## Task
Look through the records that follow. Copy every line containing the word "документа".
======
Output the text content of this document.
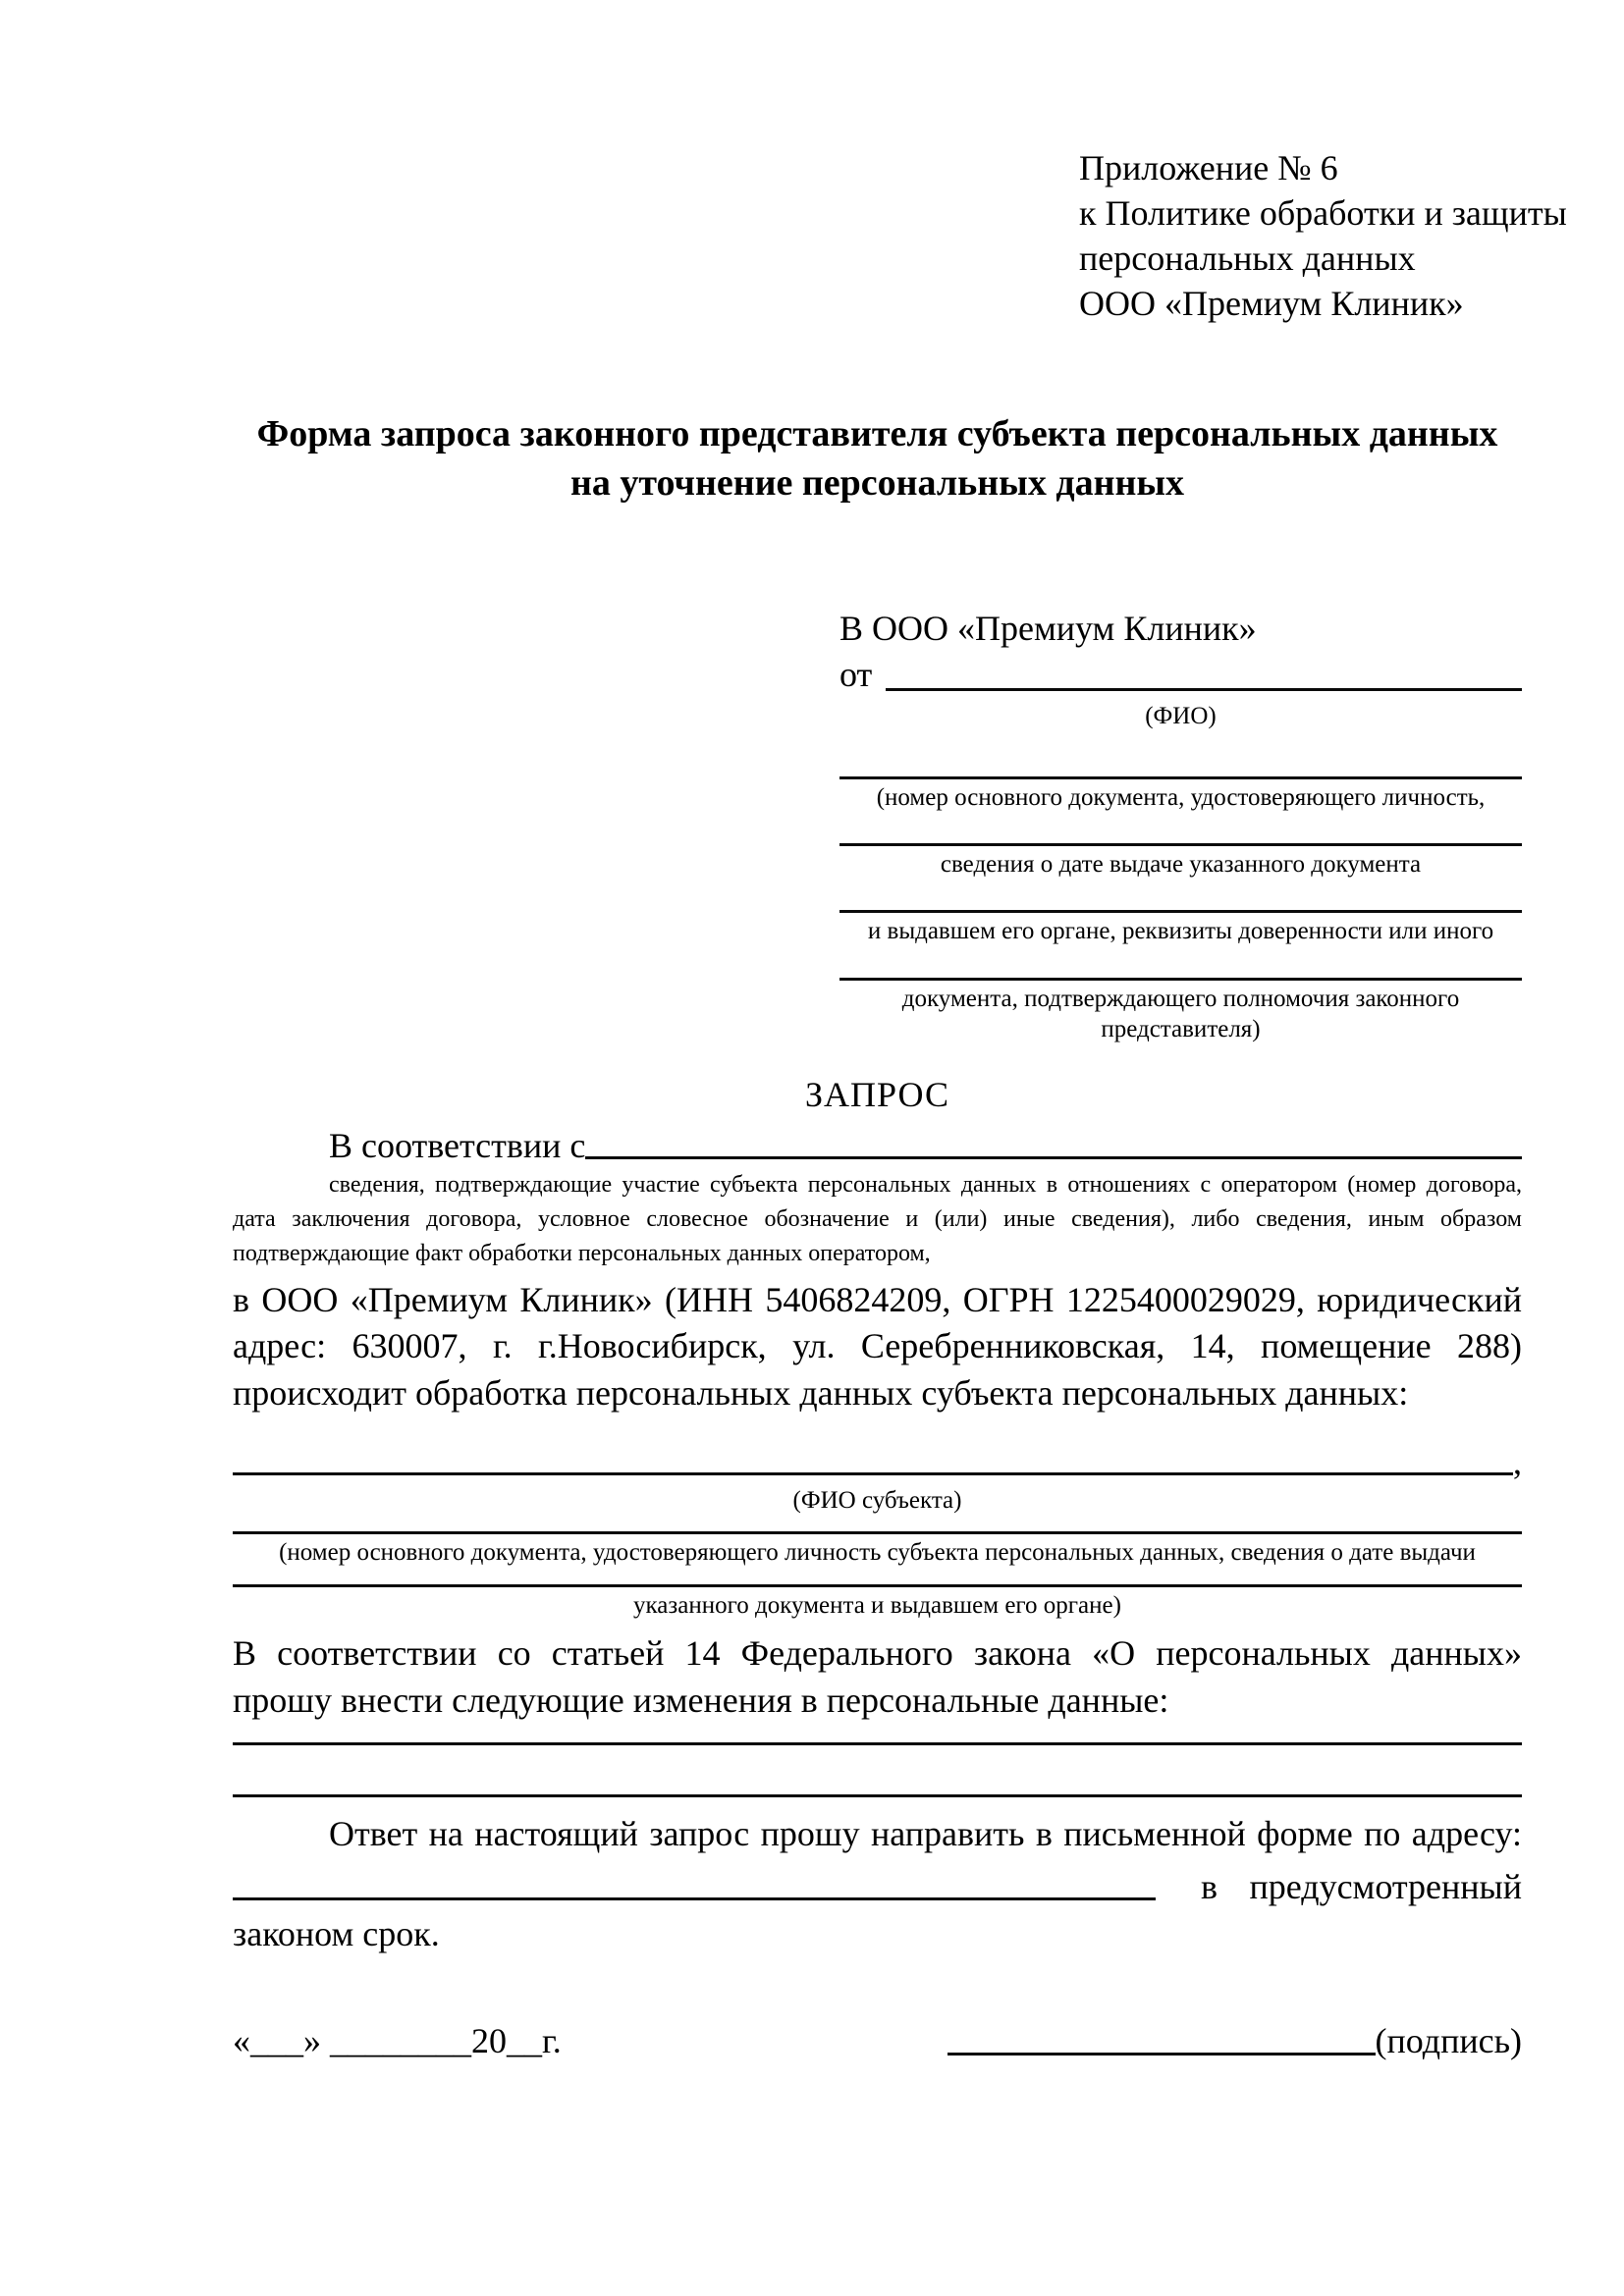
Приложение № 6
к Политике обработки и защиты
персональных данных
ООО «Премиум Клиник»
Форма запроса законного представителя субъекта персональных данных
на уточнение персональных данных
В ООО «Премиум Клиник»
от
(ФИО)
(номер основного документа, удостоверяющего личность,
сведения о дате выдаче указанного документа
и выдавшем его органе, реквизиты доверенности или иного
документа, подтверждающего полномочия законного представителя)
ЗАПРОС
В соответствии с

сведения, подтверждающие участие субъекта персональных данных в отношениях с оператором (номер договора, дата заключения договора, условное словесное обозначение и (или) иные сведения), либо сведения, иным образом подтверждающие факт обработки персональных данных оператором,

в ООО «Премиум Клиник» (ИНН 5406824209, ОГРН 1225400029029, юридический адрес: 630007, г. г.Новосибирск, ул. Серебренниковская, 14, помещение 288) происходит обработка персональных данных субъекта персональных данных:

,
(ФИО субъекта)
(номер основного документа, удостоверяющего личность субъекта персональных данных, сведения о дате выдачи
указанного документа и выдавшем его органе)

В соответствии со статьей 14 Федерального закона «О персональных данных» прошу внести следующие изменения в персональные данные:

Ответ на настоящий запрос прошу направить в письменной форме по адресу:

в предусмотренный

законом срок.

«___» ________20__г.	(подпись)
======
## Exercise solution
(номер основного документа, удостоверяющего личность,
сведения о дате выдаче указанного документа
документа, подтверждающего полномочия законного представителя)
(номер основного документа, удостоверяющего личность субъекта персональных данных, сведения о дате выдачи
указанного документа и выдавшем его органе)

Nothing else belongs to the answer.